> Task description: Swap "circular-saw-icon" for "saw-icon" everywhere in the material below, and reproduce every line with no other changes.

(Element box annotations)
-- START --
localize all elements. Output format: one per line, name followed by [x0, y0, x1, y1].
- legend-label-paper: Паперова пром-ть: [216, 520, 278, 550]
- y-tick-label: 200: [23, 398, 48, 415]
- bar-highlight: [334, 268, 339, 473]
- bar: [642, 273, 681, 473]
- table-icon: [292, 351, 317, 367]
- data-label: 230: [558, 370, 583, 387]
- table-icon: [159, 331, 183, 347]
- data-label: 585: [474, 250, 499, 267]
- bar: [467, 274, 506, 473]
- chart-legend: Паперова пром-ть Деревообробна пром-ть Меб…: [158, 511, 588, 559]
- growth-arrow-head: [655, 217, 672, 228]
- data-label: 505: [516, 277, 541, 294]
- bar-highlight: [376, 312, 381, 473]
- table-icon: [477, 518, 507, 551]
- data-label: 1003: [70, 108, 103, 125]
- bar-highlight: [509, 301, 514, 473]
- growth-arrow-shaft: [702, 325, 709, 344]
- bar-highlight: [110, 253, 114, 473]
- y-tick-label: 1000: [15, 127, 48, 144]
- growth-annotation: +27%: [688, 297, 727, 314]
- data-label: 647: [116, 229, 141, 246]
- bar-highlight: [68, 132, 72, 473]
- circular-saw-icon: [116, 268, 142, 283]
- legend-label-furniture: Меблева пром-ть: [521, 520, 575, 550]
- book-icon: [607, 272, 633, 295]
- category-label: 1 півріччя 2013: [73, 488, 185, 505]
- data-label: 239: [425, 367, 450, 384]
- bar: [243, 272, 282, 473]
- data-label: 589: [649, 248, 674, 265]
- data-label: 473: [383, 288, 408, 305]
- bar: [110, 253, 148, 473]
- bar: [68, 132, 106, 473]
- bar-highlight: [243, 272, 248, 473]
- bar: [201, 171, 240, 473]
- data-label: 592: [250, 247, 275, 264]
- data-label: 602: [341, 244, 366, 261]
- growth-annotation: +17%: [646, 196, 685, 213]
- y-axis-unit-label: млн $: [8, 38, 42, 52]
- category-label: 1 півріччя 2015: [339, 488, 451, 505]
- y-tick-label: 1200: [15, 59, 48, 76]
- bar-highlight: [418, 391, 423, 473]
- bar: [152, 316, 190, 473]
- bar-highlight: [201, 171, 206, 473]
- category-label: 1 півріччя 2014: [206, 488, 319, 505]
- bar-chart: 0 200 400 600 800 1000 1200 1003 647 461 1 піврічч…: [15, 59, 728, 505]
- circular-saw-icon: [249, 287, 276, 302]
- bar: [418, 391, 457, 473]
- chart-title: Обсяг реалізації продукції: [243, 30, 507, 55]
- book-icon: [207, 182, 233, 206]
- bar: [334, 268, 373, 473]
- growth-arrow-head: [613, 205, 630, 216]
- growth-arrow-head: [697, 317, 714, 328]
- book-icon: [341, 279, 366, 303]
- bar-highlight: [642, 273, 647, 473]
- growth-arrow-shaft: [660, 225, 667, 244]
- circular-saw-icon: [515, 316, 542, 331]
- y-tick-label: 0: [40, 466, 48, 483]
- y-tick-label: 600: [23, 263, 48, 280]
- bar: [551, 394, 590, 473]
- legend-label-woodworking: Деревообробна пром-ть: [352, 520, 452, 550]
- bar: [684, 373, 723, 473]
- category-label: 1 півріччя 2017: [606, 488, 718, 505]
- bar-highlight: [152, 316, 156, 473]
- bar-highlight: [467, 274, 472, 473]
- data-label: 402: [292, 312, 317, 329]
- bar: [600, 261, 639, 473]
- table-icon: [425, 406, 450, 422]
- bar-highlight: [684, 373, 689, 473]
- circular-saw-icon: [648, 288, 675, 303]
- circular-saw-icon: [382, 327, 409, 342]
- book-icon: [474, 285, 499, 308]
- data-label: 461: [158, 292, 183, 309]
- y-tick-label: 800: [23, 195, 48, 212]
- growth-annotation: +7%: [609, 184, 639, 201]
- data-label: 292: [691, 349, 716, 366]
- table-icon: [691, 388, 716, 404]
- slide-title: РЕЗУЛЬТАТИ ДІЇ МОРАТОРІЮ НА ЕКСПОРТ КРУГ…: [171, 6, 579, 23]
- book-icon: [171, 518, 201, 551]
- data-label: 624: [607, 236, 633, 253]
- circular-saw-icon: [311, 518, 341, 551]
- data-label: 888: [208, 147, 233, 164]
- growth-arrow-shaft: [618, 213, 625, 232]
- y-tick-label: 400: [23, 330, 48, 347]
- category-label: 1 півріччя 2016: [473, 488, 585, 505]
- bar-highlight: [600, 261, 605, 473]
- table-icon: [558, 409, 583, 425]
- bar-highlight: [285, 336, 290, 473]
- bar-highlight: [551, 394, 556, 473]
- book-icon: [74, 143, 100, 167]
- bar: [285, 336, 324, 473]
-- END --
> Output of the exercise:
localize all elements. Output format: one per line, name followed by [x0, y0, x1, y1].
- legend-label-paper: Паперова пром-ть: [216, 520, 278, 550]
- y-tick-label: 200: [23, 398, 48, 415]
- bar-highlight: [334, 268, 339, 473]
- bar: [642, 273, 681, 473]
- table-icon: [292, 351, 317, 367]
- data-label: 230: [558, 370, 583, 387]
- table-icon: [159, 331, 183, 347]
- data-label: 585: [474, 250, 499, 267]
- bar: [467, 274, 506, 473]
- chart-legend: Паперова пром-ть Деревообробна пром-ть Меб…: [158, 511, 588, 559]
- growth-arrow-head: [655, 217, 672, 228]
- data-label: 505: [516, 277, 541, 294]
- bar-highlight: [376, 312, 381, 473]
- table-icon: [477, 518, 507, 551]
- data-label: 1003: [70, 108, 103, 125]
- bar-highlight: [509, 301, 514, 473]
- growth-arrow-shaft: [702, 325, 709, 344]
- bar-highlight: [110, 253, 114, 473]
- y-tick-label: 1000: [15, 127, 48, 144]
- growth-annotation: +27%: [688, 297, 727, 314]
- data-label: 647: [116, 229, 141, 246]
- bar-highlight: [68, 132, 72, 473]
- saw-icon: [116, 268, 142, 283]
- legend-label-furniture: Меблева пром-ть: [521, 520, 575, 550]
- book-icon: [607, 272, 633, 295]
- category-label: 1 півріччя 2013: [73, 488, 185, 505]
- data-label: 239: [425, 367, 450, 384]
- bar: [243, 272, 282, 473]
- data-label: 589: [649, 248, 674, 265]
- data-label: 473: [383, 288, 408, 305]
- bar: [110, 253, 148, 473]
- bar: [68, 132, 106, 473]
- bar-highlight: [243, 272, 248, 473]
- bar: [201, 171, 240, 473]
- data-label: 592: [250, 247, 275, 264]
- data-label: 602: [341, 244, 366, 261]
- growth-annotation: +17%: [646, 196, 685, 213]
- y-axis-unit-label: млн $: [8, 38, 42, 52]
- category-label: 1 півріччя 2015: [339, 488, 451, 505]
- y-tick-label: 1200: [15, 59, 48, 76]
- bar-highlight: [418, 391, 423, 473]
- bar: [152, 316, 190, 473]
- bar-highlight: [201, 171, 206, 473]
- category-label: 1 півріччя 2014: [206, 488, 319, 505]
- bar-chart: 0 200 400 600 800 1000 1200 1003 647 461 1 піврічч…: [15, 59, 728, 505]
- saw-icon: [249, 287, 276, 302]
- bar: [418, 391, 457, 473]
- chart-title: Обсяг реалізації продукції: [243, 30, 507, 55]
- book-icon: [207, 182, 233, 206]
- bar: [334, 268, 373, 473]
- growth-arrow-head: [613, 205, 630, 216]
- growth-arrow-head: [697, 317, 714, 328]
- book-icon: [341, 279, 366, 303]
- bar-highlight: [642, 273, 647, 473]
- growth-arrow-shaft: [660, 225, 667, 244]
- saw-icon: [515, 316, 542, 331]
- y-tick-label: 0: [40, 466, 48, 483]
- y-tick-label: 600: [23, 263, 48, 280]
- bar: [551, 394, 590, 473]
- legend-label-woodworking: Деревообробна пром-ть: [352, 520, 452, 550]
- bar: [684, 373, 723, 473]
- category-label: 1 півріччя 2017: [606, 488, 718, 505]
- bar-highlight: [152, 316, 156, 473]
- bar-highlight: [467, 274, 472, 473]
- data-label: 402: [292, 312, 317, 329]
- bar: [600, 261, 639, 473]
- table-icon: [425, 406, 450, 422]
- bar-highlight: [684, 373, 689, 473]
- saw-icon: [648, 288, 675, 303]
- saw-icon: [382, 327, 409, 342]
- book-icon: [474, 285, 499, 308]
- data-label: 461: [158, 292, 183, 309]
- y-tick-label: 800: [23, 195, 48, 212]
- growth-annotation: +7%: [609, 184, 639, 201]
- data-label: 292: [691, 349, 716, 366]
- table-icon: [691, 388, 716, 404]
- slide-title: РЕЗУЛЬТАТИ ДІЇ МОРАТОРІЮ НА ЕКСПОРТ КРУГ…: [171, 6, 579, 23]
- book-icon: [171, 518, 201, 551]
- data-label: 624: [607, 236, 633, 253]
- saw-icon: [311, 518, 341, 551]
- data-label: 888: [208, 147, 233, 164]
- growth-arrow-shaft: [618, 213, 625, 232]
- y-tick-label: 400: [23, 330, 48, 347]
- category-label: 1 півріччя 2016: [473, 488, 585, 505]
- bar-highlight: [600, 261, 605, 473]
- table-icon: [558, 409, 583, 425]
- bar-highlight: [285, 336, 290, 473]
- bar-highlight: [551, 394, 556, 473]
- book-icon: [74, 143, 100, 167]
- bar: [285, 336, 324, 473]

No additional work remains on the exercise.